● **EXCERTO DO TEXTO**:
----------
Na sua opinião, quais são os perigos dos avanços tecnológicos?
Penso que o problema é que a tecnologia avança exponencialmente e as nossas instituições expandem-se, avançam de forma linear. Por isso, esta curva exponencial de crescimento da tecnologia e das capacidades, assim como o crescimento linear das instituições, causa problemas. Por exemplo, sabemos que, ainda hoje, a nossa política vai mudar, porque agora podemos utilizar a IA para gerar as imagens que quisermos, as campanhas que quisermos, a uma escala exponencial. Como é que a nossa política vai lidar com isto? Ainda não sabemos, mas os nossos políticos vão só reagir em vez de dizer: "Vamos aprender e adaptarmo-nos a isso." Da mesma forma, preocupamo-nos muito com a desinformação, mas como é que se vai lidar com a desinformação? Porque agora toda a gente pode ter uma máquina de desinformação que pode crescer exponencialmente. Este é o lado mau, mas podemos utilizar as mesmas ferramentas para combater a desinformação e para encontrar soluções melhores para os problemas que as pessoas enfrentam.

Relativamente a tecnologias como o ChatGPT acredita que a sua utilização deve ser limitada ou devemos incentivá-la?
----------
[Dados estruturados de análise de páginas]
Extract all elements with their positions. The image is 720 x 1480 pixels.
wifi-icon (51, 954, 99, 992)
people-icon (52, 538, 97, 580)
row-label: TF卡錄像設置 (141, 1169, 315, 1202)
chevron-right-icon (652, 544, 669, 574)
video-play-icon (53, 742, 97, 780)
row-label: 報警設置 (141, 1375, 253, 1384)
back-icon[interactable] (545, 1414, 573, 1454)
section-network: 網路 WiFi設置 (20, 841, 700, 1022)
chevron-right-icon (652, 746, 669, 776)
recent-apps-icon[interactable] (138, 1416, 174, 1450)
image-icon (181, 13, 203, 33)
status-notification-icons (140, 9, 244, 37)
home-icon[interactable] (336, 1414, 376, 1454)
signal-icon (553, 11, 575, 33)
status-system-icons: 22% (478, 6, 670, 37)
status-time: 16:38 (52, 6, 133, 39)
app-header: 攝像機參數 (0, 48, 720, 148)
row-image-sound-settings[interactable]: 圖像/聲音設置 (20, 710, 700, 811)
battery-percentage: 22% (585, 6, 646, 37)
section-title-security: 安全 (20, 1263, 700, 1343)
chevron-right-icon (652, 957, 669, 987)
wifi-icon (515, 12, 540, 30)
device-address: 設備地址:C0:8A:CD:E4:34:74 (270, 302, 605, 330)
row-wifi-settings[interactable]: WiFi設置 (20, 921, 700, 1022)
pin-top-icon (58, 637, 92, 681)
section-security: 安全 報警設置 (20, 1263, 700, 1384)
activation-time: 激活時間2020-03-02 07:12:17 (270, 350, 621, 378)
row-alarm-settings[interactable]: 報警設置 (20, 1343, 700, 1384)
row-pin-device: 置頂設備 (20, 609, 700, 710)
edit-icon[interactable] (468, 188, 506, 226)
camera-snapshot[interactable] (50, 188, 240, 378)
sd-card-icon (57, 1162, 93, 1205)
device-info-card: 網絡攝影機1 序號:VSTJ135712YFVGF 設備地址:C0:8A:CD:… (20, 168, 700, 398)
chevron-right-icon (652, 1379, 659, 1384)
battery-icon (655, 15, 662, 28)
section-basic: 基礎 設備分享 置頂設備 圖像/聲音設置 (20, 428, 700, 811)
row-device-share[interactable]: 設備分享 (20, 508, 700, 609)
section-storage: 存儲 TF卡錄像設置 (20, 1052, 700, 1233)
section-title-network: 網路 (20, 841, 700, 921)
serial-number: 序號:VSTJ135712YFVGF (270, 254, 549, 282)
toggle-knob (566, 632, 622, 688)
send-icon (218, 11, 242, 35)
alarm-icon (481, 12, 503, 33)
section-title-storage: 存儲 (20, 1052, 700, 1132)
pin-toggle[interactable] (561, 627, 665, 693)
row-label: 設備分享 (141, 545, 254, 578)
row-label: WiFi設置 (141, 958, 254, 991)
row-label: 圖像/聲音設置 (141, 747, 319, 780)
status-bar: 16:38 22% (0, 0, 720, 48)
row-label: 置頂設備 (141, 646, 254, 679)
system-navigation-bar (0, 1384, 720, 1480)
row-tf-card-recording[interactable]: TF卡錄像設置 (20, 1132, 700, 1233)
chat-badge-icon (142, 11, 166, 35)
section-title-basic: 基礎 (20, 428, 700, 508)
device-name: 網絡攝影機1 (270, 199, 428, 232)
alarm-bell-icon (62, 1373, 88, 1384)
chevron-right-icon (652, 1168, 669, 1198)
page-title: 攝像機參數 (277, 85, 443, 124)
----------
● **TAREFAS DO EXERCÍCIO**:
1. Segundo o excerto sobre os avanços tecnológicos, de que forma avançam as instituições, em contraste com a tecnologia?
2. Continue, por favor, o excerto sobre os avanços tecnológicos a partir do ponto em que termina.
Os itens constituem material à parte, sem relação com o excerto sobre os avanços tecnológicos.

● **RESULTADOS**:
1. As instituições avançam de forma linear, enquanto a tecnologia avança exponencialmente.

2.
Não, acho que a devemos encorajar. Acredito que o problema é que não podemos desejar que desapareça, não podemos esperar que desapareça. É como o vento, certo? Não se pode lutar contra ele, não se pode empurrar contra ele. Já está a mostrar muitos benefícios em muitos cenários diferentes e foi como a Internet, como se não a pudéssemos parar, porque as pessoas viram demasiado potencial nela. As pessoas também a exploraram para coisas más, é essa a história da tecnologia. Podemos usar um carro para transportar ou para bater em alguém e magoar essa pessoa, o mesmo acontece com estas tecnologias. Não creio que as possamos limitar. Penso que, em muitos aspetos, é demasiado tarde para as limitar e sou um grande adepto do código aberto. Por isso, penso que precisamos de modelos de código aberto para a tecnologia que está a avançar.

E, na sua opinião, como é que a IA está a mudar as empresas?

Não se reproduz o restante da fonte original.